| WHAT NEEDS TO BE DONE |
Scan the material below for lines with the word "Remand" and report how many there are, with nothing added.

----

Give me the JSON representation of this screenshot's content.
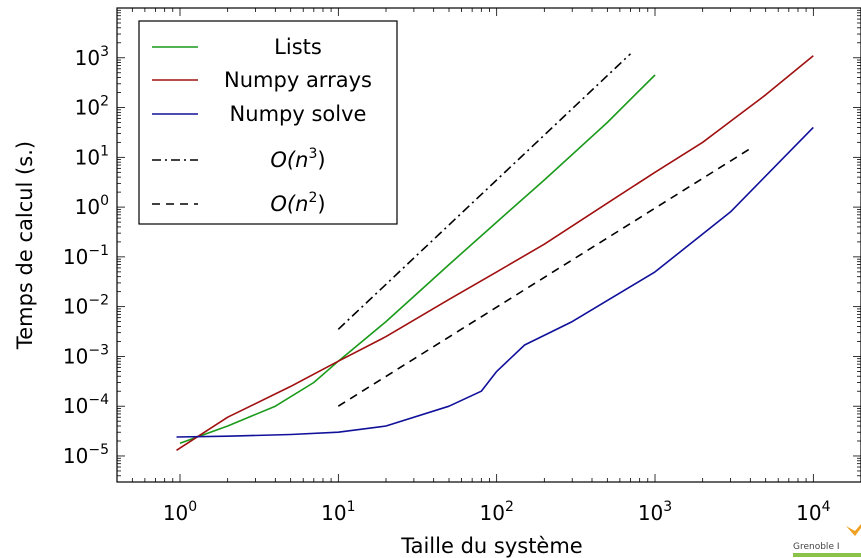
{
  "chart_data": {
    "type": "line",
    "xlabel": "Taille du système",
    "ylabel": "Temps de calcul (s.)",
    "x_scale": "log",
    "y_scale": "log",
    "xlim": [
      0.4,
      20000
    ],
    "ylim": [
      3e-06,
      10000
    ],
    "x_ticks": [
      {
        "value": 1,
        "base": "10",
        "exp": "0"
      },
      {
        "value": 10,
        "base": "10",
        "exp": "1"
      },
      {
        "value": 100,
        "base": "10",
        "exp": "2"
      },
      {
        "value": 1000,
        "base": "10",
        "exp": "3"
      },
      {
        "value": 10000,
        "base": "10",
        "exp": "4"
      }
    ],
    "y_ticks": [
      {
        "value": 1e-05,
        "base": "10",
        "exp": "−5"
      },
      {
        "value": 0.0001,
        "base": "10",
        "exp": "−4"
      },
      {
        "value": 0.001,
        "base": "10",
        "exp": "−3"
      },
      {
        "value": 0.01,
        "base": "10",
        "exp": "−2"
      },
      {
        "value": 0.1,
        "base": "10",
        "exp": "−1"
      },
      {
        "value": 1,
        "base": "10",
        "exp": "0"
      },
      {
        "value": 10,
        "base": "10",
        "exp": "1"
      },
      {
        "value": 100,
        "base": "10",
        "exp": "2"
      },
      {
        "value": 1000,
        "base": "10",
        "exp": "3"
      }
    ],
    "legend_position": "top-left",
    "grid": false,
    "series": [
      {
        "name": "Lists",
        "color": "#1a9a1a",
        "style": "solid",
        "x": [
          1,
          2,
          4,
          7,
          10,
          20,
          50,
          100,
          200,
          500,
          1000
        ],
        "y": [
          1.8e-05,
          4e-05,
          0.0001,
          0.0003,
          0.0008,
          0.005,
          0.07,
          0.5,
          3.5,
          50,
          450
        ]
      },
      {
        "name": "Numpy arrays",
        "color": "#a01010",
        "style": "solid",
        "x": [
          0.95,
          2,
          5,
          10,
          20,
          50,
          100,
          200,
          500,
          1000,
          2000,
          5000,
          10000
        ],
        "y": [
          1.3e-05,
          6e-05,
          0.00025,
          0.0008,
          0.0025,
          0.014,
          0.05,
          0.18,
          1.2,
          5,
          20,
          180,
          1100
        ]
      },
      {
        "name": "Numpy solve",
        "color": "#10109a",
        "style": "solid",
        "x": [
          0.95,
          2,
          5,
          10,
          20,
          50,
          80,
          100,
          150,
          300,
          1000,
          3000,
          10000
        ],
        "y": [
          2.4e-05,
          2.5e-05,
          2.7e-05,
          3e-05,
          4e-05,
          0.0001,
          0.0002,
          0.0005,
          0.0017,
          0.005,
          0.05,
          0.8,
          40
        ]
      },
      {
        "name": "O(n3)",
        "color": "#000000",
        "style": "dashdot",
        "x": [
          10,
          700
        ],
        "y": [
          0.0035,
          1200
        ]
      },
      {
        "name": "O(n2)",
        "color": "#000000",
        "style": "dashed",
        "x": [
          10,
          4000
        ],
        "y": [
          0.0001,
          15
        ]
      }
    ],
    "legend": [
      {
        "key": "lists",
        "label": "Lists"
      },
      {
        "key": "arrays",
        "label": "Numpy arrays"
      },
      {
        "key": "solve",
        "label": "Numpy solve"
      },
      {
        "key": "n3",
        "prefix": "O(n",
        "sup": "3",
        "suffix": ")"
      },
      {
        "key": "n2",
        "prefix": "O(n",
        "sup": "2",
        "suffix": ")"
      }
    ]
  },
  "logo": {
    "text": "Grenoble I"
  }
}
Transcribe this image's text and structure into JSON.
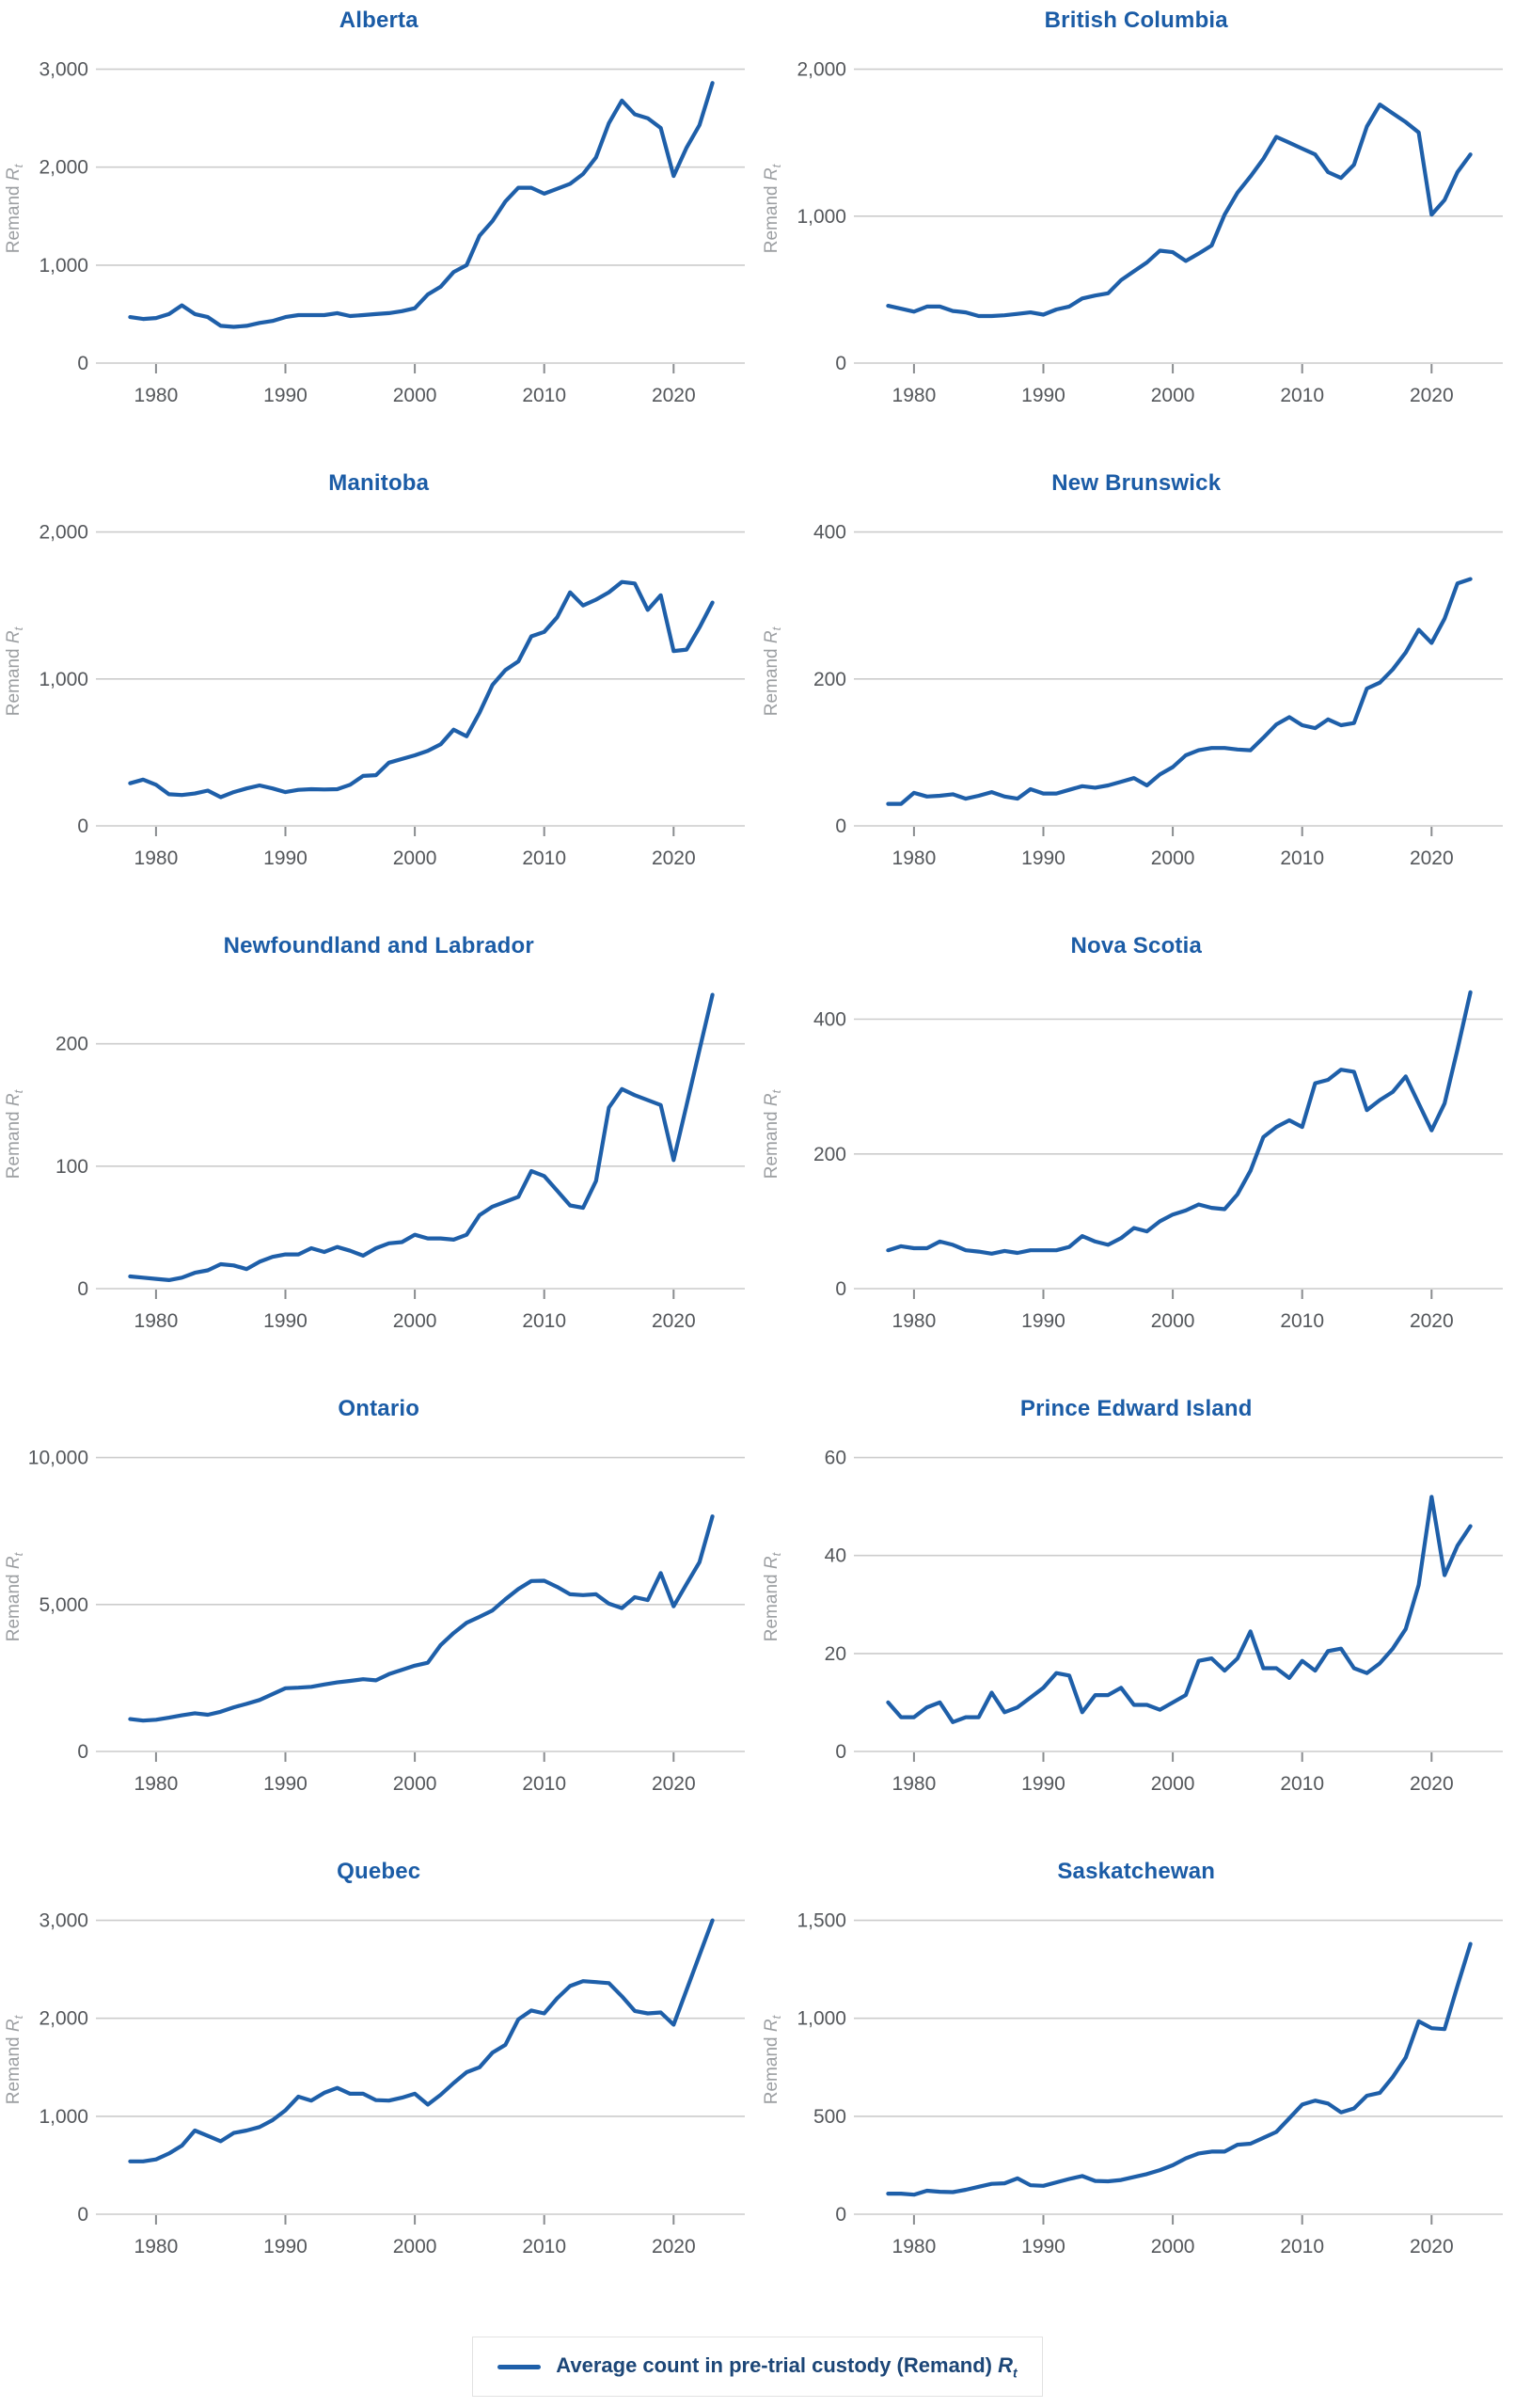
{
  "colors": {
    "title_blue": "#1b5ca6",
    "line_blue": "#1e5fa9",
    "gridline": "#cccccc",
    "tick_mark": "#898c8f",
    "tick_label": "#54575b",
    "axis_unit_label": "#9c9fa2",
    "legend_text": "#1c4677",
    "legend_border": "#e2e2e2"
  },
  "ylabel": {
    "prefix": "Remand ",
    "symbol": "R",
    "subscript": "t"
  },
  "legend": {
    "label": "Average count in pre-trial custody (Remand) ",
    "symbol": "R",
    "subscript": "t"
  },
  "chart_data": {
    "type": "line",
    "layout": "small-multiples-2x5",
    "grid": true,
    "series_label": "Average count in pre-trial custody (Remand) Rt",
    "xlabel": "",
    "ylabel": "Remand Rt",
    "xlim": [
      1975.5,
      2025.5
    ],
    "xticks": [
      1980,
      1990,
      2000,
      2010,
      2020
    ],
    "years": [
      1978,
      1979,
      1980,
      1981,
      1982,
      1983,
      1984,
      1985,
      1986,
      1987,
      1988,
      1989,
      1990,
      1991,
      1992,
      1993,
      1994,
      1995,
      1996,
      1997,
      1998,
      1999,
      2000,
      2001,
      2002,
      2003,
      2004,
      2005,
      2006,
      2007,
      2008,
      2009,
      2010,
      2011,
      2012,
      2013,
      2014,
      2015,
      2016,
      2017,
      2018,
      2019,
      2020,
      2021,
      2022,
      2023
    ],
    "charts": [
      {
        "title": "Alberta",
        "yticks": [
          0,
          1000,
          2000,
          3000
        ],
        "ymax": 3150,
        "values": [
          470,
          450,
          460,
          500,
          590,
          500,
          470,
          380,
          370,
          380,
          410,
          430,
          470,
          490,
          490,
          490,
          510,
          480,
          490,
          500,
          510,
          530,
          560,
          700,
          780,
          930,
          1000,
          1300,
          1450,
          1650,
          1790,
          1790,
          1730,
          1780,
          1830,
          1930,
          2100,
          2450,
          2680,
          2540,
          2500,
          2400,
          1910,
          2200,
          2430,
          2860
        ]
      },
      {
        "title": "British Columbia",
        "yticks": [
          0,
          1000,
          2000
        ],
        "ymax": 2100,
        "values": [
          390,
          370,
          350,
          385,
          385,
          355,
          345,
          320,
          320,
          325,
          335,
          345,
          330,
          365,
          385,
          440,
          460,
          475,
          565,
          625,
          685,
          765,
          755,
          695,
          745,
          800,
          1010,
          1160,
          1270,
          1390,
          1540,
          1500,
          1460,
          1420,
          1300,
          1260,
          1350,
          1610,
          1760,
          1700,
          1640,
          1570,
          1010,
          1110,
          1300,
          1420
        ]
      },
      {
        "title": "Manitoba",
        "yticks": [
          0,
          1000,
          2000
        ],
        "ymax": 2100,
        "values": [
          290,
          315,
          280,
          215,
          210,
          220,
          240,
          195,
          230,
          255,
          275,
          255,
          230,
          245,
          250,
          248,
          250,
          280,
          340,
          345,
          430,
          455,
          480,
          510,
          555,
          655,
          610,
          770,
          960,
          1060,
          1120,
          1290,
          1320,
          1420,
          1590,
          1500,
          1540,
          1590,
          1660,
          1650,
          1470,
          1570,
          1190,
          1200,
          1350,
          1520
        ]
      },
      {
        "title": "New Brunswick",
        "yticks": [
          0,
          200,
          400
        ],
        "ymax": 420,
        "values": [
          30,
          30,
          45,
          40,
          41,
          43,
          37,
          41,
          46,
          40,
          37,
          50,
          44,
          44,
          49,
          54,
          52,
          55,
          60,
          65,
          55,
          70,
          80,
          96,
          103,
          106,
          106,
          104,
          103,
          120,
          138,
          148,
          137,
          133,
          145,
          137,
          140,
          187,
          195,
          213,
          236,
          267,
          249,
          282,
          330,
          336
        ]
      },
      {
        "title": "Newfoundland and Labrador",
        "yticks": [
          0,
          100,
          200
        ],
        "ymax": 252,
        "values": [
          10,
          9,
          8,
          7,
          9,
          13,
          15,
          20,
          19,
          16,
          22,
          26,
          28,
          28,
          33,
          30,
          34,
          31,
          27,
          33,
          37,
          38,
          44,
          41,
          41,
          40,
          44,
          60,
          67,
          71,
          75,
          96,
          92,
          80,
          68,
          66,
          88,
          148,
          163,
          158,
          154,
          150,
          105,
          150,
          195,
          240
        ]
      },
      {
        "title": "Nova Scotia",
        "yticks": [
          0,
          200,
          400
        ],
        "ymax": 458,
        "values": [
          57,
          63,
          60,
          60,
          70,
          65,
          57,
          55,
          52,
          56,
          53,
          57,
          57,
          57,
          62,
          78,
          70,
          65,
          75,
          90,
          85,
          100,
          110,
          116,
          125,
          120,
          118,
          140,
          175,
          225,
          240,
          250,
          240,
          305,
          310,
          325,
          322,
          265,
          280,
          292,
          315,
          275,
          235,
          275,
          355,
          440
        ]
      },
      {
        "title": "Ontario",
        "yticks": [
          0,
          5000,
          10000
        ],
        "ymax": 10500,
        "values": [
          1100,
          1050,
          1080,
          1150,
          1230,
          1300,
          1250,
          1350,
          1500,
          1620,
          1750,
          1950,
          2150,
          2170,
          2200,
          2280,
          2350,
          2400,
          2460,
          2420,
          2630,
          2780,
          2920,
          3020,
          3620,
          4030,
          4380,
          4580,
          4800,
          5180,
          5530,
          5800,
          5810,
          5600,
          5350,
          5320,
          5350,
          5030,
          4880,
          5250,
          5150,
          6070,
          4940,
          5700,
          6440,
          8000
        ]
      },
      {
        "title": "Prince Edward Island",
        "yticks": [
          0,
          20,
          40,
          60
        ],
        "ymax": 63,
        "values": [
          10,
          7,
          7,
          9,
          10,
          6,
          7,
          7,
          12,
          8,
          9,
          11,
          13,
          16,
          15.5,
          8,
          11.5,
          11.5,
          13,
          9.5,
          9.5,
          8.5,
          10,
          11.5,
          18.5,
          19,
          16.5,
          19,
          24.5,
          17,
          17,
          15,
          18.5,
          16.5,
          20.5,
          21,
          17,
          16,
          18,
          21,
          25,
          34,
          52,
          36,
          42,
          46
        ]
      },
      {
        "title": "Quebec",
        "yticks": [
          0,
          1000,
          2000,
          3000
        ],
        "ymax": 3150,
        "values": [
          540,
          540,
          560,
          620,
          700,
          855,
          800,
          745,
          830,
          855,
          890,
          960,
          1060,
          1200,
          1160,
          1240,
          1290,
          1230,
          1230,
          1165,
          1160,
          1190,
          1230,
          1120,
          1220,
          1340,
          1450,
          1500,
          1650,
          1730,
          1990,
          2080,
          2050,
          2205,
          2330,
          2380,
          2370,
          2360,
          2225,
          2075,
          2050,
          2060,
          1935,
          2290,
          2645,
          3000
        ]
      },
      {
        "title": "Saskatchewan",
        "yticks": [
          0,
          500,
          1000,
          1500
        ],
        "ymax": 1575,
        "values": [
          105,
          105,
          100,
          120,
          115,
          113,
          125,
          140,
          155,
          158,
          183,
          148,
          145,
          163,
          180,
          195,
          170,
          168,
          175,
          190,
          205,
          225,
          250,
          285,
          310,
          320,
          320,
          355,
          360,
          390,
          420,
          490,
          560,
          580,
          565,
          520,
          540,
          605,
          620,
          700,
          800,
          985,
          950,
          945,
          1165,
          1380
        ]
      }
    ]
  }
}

----

| TASK RESULT |
4